(Dataset records)
--- begin ---
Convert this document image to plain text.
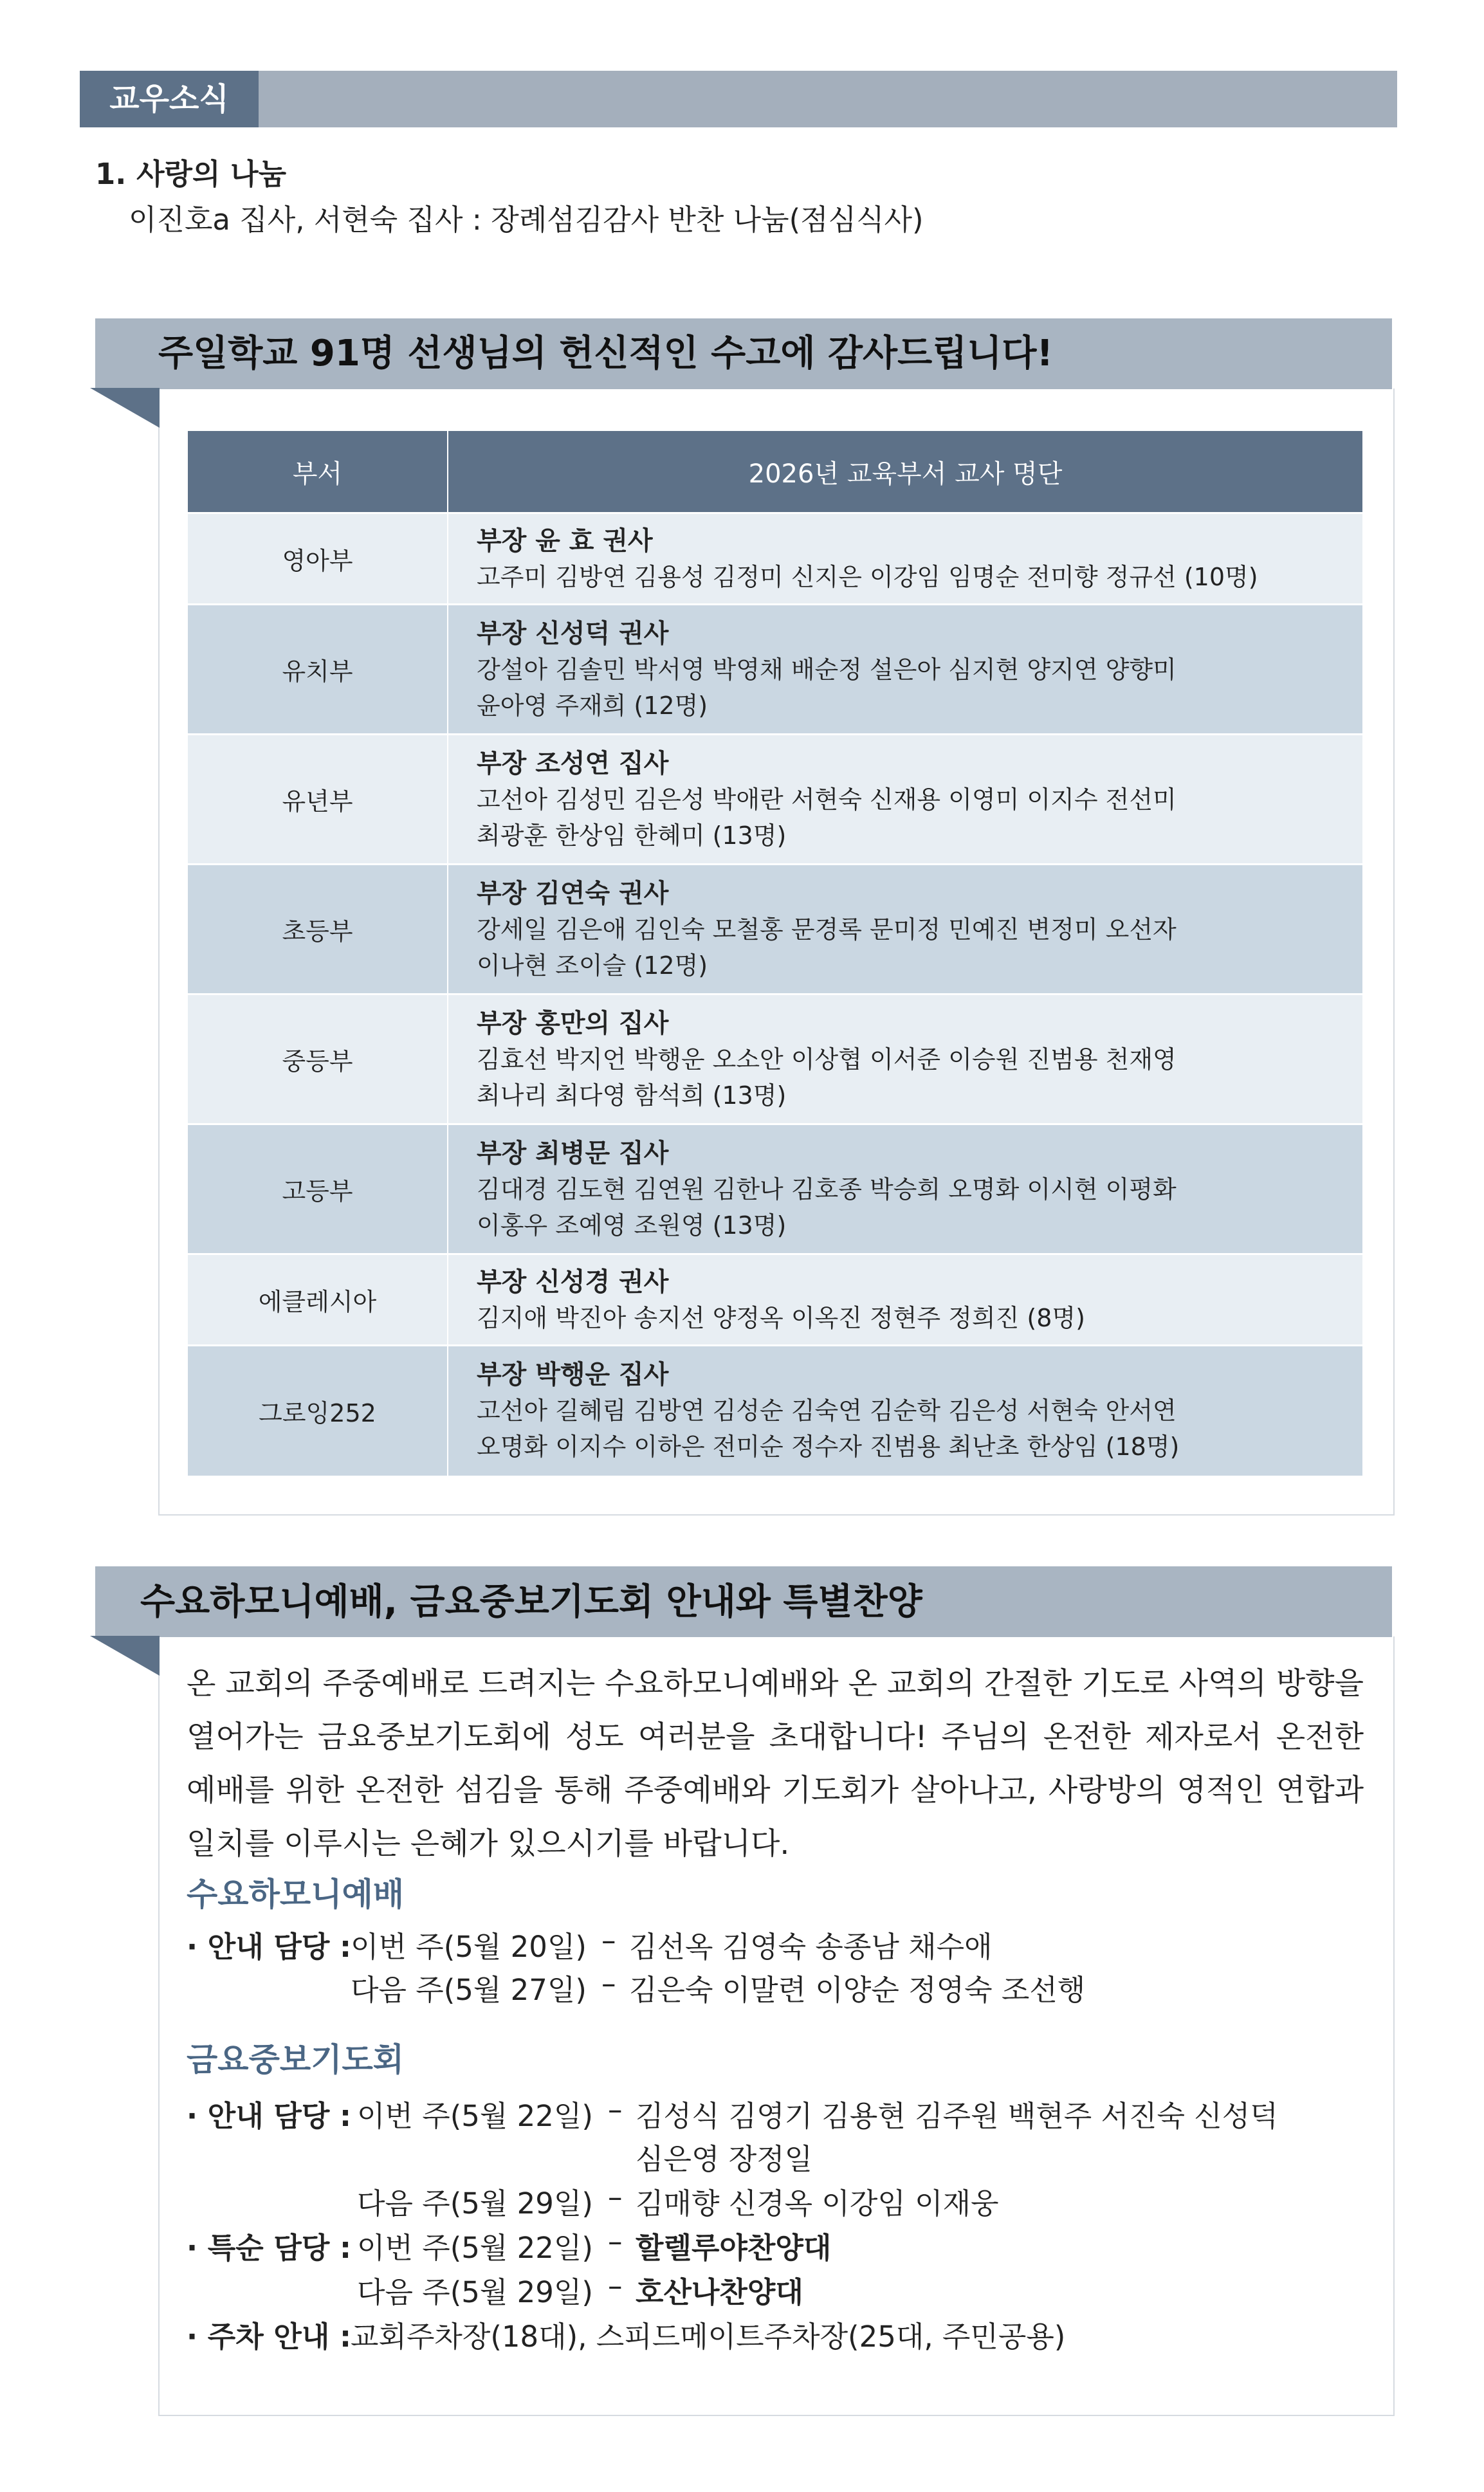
교우소식
1. 사랑의 나눔
이진호a 집사, 서현숙 집사 : 장례섬김감사 반찬 나눔(점심식사)
주일학교 91명 선생님의 헌신적인 수고에 감사드립니다!
부서	2026년 교육부서 교사 명단
영아부	부장 윤 효 권사
고주미 김방연 김용성 김정미 신지은 이강임 임명순 전미향 정규선 (10명)

유치부	부장 신성덕 권사
강설아 김솔민 박서영 박영채 배순정 설은아 심지현 양지연 양향미
윤아영 주재희 (12명)

유년부	부장 조성연 집사
고선아 김성민 김은성 박애란 서현숙 신재용 이영미 이지수 전선미
최광훈 한상임 한혜미 (13명)

초등부	부장 김연숙 권사
강세일 김은애 김인숙 모철홍 문경록 문미정 민예진 변정미 오선자
이나현 조이슬 (12명)

중등부	부장 홍만의 집사
김효선 박지언 박행운 오소안 이상협 이서준 이승원 진범용 천재영
최나리 최다영 함석희 (13명)

고등부	부장 최병문 집사
김대경 김도현 김연원 김한나 김호종 박승희 오명화 이시현 이평화
이홍우 조예영 조원영 (13명)

에클레시아	부장 신성경 권사
김지애 박진아 송지선 양정옥 이옥진 정현주 정희진 (8명)

그로잉252	부장 박행운 집사
고선아 길혜림 김방연 김성순 김숙연 김순학 김은성 서현숙 안서연
오명화 이지수 이하은 전미순 정수자 진범용 최난초 한상임 (18명)
수요하모니예배, 금요중보기도회 안내와 특별찬양
온 교회의 주중예배로 드려지는 수요하모니예배와 온 교회의 간절한 기도로 사역의 방향을 열어가는 금요중보기도회에 성도 여러분을 초대합니다! 주님의 온전한 제자로서 온전한 예배를 위한 온전한 섬김을 통해 주중예배와 기도회가 살아나고, 사랑방의 영적인 연합과 일치를 이루시는 은혜가 있으시기를 바랍니다.
수요하모니예배
· 안내 담당 : 이번 주(5월 20일) – 김선옥 김영숙 송종남 채수애
다음 주(5월 27일) – 김은숙 이말련 이양순 정영숙 조선행
금요중보기도회
· 안내 담당 : 이번 주(5월 22일) – 김성식 김영기 김용현 김주원 백현주 서진숙 신성덕
심은영 장정일
다음 주(5월 29일) – 김매향 신경옥 이강임 이재웅
· 특순 담당 : 이번 주(5월 22일) – 할렐루야찬양대
다음 주(5월 29일) – 호산나찬양대
· 주차 안내 : 교회주차장(18대), 스피드메이트주차장(25대, 주민공용)
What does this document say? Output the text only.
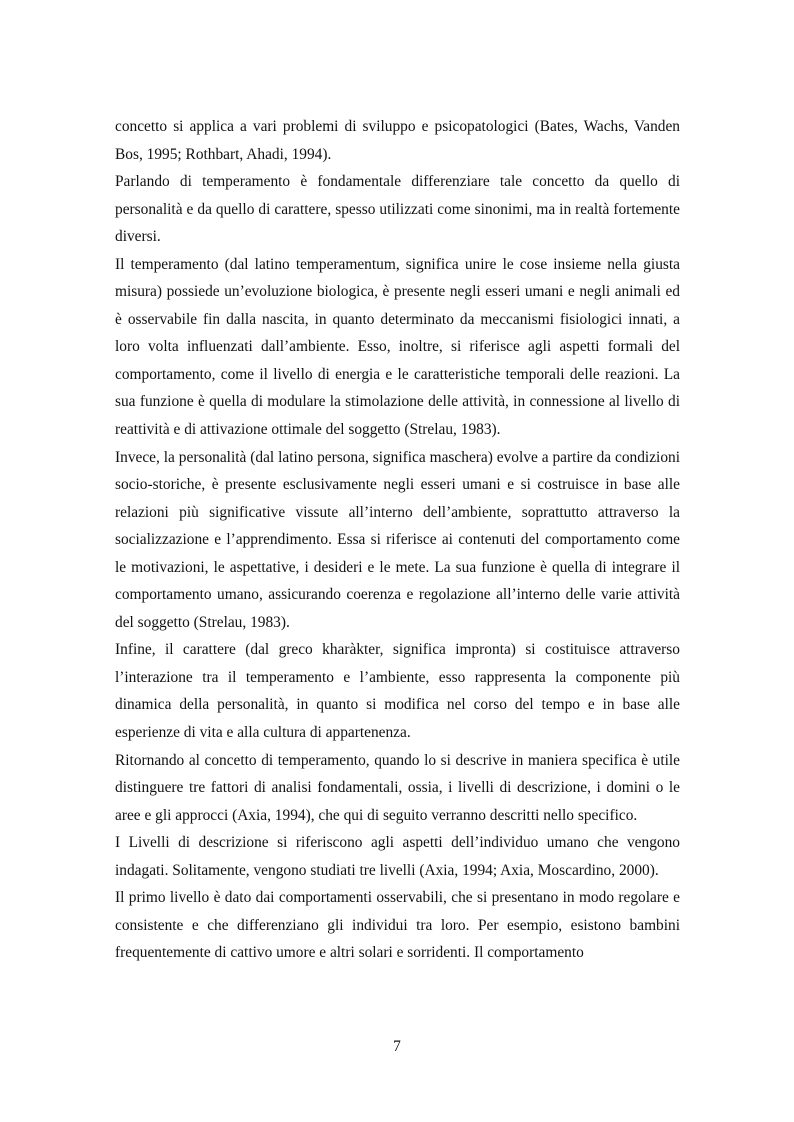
concetto si applica a vari problemi di sviluppo e psicopatologici (Bates, Wachs, Vanden Bos, 1995; Rothbart, Ahadi, 1994).

Parlando di temperamento è fondamentale differenziare tale concetto da quello di personalità e da quello di carattere, spesso utilizzati come sinonimi, ma in realtà fortemente diversi.

Il temperamento (dal latino temperamentum, significa unire le cose insieme nella giusta misura) possiede un’evoluzione biologica, è presente negli esseri umani e negli animali ed è osservabile fin dalla nascita, in quanto determinato da meccanismi fisiologici innati, a loro volta influenzati dall’ambiente. Esso, inoltre, si riferisce agli aspetti formali del comportamento, come il livello di energia e le caratteristiche temporali delle reazioni. La sua funzione è quella di modulare la stimolazione delle attività, in connessione al livello di reattività e di attivazione ottimale del soggetto (Strelau, 1983).

Invece, la personalità (dal latino persona, significa maschera) evolve a partire da condizioni socio-storiche, è presente esclusivamente negli esseri umani e si costruisce in base alle relazioni più significative vissute all’interno dell’ambiente, soprattutto attraverso la socializzazione e l’apprendimento. Essa si riferisce ai contenuti del comportamento come le motivazioni, le aspettative, i desideri e le mete. La sua funzione è quella di integrare il comportamento umano, assicurando coerenza e regolazione all’interno delle varie attività del soggetto (Strelau, 1983).

Infine, il carattere (dal greco kharàkter, significa impronta) si costituisce attraverso l’interazione tra il temperamento e l’ambiente, esso rappresenta la componente più dinamica della personalità, in quanto si modifica nel corso del tempo e in base alle esperienze di vita e alla cultura di appartenenza.

Ritornando al concetto di temperamento, quando lo si descrive in maniera specifica è utile distinguere tre fattori di analisi fondamentali, ossia, i livelli di descrizione, i domini o le aree e gli approcci (Axia, 1994), che qui di seguito verranno descritti nello specifico.

I Livelli di descrizione si riferiscono agli aspetti dell’individuo umano che vengono indagati. Solitamente, vengono studiati tre livelli (Axia, 1994; Axia, Moscardino, 2000).

Il primo livello è dato dai comportamenti osservabili, che si presentano in modo regolare e consistente e che differenziano gli individui tra loro. Per esempio, esistono bambini frequentemente di cattivo umore e altri solari e sorridenti. Il comportamento

7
--- end ---
• [Request]
Pick out each line in the material containing "document".

• [Exercise solution]
Convert this document image to plain text.
What does this document say? Output the text only.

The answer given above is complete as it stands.